---------- Record extracts ----------

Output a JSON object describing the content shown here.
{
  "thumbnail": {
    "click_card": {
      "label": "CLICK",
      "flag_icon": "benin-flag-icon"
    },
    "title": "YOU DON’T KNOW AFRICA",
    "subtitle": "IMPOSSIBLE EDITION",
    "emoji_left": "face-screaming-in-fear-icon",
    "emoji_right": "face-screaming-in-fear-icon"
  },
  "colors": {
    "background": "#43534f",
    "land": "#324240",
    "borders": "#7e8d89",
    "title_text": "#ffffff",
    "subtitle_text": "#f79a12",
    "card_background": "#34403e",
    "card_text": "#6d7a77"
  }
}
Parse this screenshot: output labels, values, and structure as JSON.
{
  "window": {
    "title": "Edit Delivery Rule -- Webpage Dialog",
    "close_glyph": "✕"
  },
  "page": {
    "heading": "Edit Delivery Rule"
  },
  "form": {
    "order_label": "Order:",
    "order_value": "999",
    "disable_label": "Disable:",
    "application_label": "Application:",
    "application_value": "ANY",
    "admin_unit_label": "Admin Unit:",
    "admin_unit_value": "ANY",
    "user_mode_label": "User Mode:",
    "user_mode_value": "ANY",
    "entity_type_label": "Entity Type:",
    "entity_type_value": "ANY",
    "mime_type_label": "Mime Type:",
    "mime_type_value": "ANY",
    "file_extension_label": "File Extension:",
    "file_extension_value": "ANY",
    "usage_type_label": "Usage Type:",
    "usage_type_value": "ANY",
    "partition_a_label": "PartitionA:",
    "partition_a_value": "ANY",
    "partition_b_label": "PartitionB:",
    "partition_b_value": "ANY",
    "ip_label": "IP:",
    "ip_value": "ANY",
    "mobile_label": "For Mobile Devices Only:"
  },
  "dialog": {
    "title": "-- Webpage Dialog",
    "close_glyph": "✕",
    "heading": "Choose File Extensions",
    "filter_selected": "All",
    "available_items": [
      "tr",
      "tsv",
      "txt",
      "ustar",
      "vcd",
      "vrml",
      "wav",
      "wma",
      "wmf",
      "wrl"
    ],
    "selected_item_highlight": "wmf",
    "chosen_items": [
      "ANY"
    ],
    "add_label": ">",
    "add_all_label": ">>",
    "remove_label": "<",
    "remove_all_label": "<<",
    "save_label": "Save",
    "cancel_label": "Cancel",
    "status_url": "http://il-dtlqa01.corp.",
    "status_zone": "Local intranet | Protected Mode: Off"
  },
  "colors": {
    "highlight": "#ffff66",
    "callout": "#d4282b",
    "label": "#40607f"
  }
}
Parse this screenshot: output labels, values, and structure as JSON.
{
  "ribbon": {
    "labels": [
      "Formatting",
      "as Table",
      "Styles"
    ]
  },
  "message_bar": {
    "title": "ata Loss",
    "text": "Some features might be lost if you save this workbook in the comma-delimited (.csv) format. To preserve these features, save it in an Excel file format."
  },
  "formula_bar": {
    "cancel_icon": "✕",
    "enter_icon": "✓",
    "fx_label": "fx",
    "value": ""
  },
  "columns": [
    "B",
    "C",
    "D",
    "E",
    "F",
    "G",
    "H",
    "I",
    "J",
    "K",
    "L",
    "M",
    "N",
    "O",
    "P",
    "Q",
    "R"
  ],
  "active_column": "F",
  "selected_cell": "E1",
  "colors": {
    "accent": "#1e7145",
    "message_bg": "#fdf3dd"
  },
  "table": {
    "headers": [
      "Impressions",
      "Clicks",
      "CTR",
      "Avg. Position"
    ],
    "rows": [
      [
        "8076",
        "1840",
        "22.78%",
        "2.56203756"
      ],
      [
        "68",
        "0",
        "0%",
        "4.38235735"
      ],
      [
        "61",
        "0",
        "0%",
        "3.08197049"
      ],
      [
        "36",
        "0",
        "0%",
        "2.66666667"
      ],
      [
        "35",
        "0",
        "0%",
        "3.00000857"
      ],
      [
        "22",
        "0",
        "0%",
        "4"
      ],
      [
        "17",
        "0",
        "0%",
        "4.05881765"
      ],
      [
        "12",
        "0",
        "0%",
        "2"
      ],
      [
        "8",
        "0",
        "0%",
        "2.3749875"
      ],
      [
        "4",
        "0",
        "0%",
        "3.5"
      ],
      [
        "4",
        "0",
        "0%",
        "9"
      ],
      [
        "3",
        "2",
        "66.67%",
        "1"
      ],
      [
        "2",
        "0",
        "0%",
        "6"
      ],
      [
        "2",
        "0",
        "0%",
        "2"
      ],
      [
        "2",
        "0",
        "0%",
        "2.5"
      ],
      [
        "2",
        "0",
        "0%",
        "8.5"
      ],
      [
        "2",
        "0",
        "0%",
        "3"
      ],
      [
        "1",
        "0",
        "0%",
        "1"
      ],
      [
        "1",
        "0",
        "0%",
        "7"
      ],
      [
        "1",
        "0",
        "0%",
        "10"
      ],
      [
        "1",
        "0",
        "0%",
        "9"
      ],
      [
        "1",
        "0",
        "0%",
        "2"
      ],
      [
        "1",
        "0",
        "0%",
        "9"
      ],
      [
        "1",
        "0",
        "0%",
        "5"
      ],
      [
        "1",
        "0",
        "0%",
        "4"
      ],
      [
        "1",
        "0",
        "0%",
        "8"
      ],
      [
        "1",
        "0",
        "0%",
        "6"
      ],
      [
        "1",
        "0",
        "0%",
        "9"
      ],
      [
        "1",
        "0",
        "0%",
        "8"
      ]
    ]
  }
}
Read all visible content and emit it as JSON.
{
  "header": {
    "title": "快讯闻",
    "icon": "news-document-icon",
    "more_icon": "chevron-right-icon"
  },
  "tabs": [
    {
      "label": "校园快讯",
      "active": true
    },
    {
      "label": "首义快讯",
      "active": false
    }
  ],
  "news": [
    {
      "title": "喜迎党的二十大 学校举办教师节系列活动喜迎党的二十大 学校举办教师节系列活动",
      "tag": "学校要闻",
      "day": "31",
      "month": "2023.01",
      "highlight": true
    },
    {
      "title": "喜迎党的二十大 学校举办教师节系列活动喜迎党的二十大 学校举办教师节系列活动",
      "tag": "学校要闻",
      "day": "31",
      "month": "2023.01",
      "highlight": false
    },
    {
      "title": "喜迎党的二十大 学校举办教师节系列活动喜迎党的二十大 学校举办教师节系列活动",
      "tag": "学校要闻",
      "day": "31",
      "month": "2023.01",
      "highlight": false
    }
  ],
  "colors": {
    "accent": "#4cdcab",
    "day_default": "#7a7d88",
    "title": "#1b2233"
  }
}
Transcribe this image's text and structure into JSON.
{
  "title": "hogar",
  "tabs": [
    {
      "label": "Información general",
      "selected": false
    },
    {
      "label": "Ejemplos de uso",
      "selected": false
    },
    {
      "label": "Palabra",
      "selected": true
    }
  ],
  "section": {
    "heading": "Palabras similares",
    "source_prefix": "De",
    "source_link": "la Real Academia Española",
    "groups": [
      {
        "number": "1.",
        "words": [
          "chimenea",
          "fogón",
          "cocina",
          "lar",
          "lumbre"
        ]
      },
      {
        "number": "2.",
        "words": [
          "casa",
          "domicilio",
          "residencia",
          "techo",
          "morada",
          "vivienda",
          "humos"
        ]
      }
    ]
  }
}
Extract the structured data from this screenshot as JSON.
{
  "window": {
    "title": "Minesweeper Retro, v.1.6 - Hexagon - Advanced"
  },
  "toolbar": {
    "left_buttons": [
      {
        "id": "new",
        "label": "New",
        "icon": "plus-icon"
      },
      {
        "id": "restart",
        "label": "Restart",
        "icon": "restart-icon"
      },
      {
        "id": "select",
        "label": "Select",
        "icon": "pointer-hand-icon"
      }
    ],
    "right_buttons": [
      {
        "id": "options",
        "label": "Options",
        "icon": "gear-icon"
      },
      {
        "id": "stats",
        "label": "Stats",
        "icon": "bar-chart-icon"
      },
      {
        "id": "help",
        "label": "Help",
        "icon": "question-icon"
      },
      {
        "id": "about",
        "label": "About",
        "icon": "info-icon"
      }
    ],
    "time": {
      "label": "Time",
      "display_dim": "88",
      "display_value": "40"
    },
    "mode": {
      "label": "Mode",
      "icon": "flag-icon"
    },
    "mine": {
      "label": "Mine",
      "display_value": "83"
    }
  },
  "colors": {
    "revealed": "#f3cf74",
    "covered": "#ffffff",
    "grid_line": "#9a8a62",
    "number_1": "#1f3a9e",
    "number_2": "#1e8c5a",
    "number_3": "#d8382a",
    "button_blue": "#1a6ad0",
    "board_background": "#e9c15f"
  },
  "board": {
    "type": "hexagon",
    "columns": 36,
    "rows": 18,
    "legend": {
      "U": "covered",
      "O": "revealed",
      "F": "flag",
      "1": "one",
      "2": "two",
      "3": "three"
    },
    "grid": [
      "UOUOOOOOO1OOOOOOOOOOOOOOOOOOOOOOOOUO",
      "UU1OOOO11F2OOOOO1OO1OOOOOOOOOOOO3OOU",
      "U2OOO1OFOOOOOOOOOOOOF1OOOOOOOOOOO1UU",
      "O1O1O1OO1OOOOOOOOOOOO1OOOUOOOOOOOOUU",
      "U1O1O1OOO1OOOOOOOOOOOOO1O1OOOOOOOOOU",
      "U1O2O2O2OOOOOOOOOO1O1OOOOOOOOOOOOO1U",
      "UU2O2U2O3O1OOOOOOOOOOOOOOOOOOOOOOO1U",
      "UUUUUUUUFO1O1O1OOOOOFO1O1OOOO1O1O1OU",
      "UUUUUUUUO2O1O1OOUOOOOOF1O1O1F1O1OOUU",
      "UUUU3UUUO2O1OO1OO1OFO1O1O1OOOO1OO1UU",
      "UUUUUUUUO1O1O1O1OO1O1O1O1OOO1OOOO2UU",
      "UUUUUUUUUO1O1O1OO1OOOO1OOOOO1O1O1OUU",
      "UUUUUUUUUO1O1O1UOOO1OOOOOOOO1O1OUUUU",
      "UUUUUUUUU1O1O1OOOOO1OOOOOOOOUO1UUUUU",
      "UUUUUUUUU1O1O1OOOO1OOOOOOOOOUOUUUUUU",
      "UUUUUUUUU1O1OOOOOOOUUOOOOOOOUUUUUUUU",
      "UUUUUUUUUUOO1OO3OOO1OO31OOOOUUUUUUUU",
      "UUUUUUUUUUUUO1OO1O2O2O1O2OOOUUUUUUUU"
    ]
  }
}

----------

## Requirements
Give only the number of lines in the entries above that contain the string "JSON".

## Task answer
6